### GIVEN EXERCISE
Exactly as they appear, output all of the entries.

--

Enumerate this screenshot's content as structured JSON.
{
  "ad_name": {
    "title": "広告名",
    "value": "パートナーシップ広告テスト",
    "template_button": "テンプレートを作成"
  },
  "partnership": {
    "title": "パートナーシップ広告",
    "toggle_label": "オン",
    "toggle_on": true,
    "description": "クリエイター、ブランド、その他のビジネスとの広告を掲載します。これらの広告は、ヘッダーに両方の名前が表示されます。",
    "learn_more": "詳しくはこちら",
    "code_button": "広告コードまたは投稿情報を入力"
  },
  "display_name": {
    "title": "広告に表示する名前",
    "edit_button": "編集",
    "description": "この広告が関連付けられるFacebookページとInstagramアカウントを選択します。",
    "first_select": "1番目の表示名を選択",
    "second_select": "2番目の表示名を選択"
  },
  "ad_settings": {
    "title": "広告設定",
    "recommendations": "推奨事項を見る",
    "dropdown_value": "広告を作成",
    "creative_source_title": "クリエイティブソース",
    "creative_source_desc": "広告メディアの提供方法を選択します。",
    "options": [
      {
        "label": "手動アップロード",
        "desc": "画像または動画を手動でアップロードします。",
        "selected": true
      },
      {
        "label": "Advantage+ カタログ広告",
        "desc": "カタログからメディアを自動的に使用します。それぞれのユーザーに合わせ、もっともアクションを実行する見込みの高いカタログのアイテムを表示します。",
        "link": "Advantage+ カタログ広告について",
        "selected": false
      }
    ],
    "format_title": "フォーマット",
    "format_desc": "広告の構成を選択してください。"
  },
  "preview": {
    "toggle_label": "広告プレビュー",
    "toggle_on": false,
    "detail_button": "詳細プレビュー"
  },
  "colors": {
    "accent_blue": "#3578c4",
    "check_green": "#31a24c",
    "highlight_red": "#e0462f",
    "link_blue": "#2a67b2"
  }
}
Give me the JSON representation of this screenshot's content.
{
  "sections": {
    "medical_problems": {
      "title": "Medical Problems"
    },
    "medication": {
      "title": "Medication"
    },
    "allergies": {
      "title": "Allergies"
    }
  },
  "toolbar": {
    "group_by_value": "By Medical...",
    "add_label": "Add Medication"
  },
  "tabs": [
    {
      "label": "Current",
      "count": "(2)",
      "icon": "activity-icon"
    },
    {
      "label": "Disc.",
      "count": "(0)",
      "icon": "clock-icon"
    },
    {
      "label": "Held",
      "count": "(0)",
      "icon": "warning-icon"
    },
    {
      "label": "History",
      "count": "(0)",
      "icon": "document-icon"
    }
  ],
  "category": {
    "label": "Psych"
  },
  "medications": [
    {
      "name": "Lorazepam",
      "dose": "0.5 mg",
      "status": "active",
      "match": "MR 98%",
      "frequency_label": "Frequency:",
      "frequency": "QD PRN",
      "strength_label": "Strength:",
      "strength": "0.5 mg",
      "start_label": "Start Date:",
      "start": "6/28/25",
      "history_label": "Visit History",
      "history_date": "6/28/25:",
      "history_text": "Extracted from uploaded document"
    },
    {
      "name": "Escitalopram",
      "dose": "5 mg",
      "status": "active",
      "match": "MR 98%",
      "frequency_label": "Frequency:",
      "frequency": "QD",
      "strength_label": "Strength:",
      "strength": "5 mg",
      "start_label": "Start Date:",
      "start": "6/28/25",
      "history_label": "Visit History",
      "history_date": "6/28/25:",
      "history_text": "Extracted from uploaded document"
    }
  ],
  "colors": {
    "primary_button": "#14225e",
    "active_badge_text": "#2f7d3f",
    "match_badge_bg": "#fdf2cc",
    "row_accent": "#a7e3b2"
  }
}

--

### COMPLETE OUTPUT
Enumerate this screenshot's content as structured JSON.
{
  "ad_name": {
    "title": "広告名",
    "value": "パートナーシップ広告テスト",
    "template_button": "テンプレートを作成"
  },
  "partnership": {
    "title": "パートナーシップ広告",
    "toggle_label": "オン",
    "toggle_on": true,
    "description": "クリエイター、ブランド、その他のビジネスとの広告を掲載します。これらの広告は、ヘッダーに両方の名前が表示されます。",
    "learn_more": "詳しくはこちら",
    "code_button": "広告コードまたは投稿情報を入力"
  },
  "display_name": {
    "title": "広告に表示する名前",
    "edit_button": "編集",
    "description": "この広告が関連付けられるFacebookページとInstagramアカウントを選択します。",
    "first_select": "1番目の表示名を選択",
    "second_select": "2番目の表示名を選択"
  },
  "ad_settings": {
    "title": "広告設定",
    "recommendations": "推奨事項を見る",
    "dropdown_value": "広告を作成",
    "creative_source_title": "クリエイティブソース",
    "creative_source_desc": "広告メディアの提供方法を選択します。",
    "options": [
      {
        "label": "手動アップロード",
        "desc": "画像または動画を手動でアップロードします。",
        "selected": true
      },
      {
        "label": "Advantage+ カタログ広告",
        "desc": "カタログからメディアを自動的に使用します。それぞれのユーザーに合わせ、もっともアクションを実行する見込みの高いカタログのアイテムを表示します。",
        "link": "Advantage+ カタログ広告について",
        "selected": false
      }
    ],
    "format_title": "フォーマット",
    "format_desc": "広告の構成を選択してください。"
  },
  "preview": {
    "toggle_label": "広告プレビュー",
    "toggle_on": false,
    "detail_button": "詳細プレビュー"
  },
  "colors": {
    "accent_blue": "#3578c4",
    "check_green": "#31a24c",
    "highlight_red": "#e0462f",
    "link_blue": "#2a67b2"
  }
}
Give me the JSON representation of this screenshot's content.
{
  "sections": {
    "medical_problems": {
      "title": "Medical Problems"
    },
    "medication": {
      "title": "Medication"
    },
    "allergies": {
      "title": "Allergies"
    }
  },
  "toolbar": {
    "group_by_value": "By Medical...",
    "add_label": "Add Medication"
  },
  "tabs": [
    {
      "label": "Current",
      "count": "(2)",
      "icon": "activity-icon"
    },
    {
      "label": "Disc.",
      "count": "(0)",
      "icon": "clock-icon"
    },
    {
      "label": "Held",
      "count": "(0)",
      "icon": "warning-icon"
    },
    {
      "label": "History",
      "count": "(0)",
      "icon": "document-icon"
    }
  ],
  "category": {
    "label": "Psych"
  },
  "medications": [
    {
      "name": "Lorazepam",
      "dose": "0.5 mg",
      "status": "active",
      "match": "MR 98%",
      "frequency_label": "Frequency:",
      "frequency": "QD PRN",
      "strength_label": "Strength:",
      "strength": "0.5 mg",
      "start_label": "Start Date:",
      "start": "6/28/25",
      "history_label": "Visit History",
      "history_date": "6/28/25:",
      "history_text": "Extracted from uploaded document"
    },
    {
      "name": "Escitalopram",
      "dose": "5 mg",
      "status": "active",
      "match": "MR 98%",
      "frequency_label": "Frequency:",
      "frequency": "QD",
      "strength_label": "Strength:",
      "strength": "5 mg",
      "start_label": "Start Date:",
      "start": "6/28/25",
      "history_label": "Visit History",
      "history_date": "6/28/25:",
      "history_text": "Extracted from uploaded document"
    }
  ],
  "colors": {
    "primary_button": "#14225e",
    "active_badge_text": "#2f7d3f",
    "match_badge_bg": "#fdf2cc",
    "row_accent": "#a7e3b2"
  }
}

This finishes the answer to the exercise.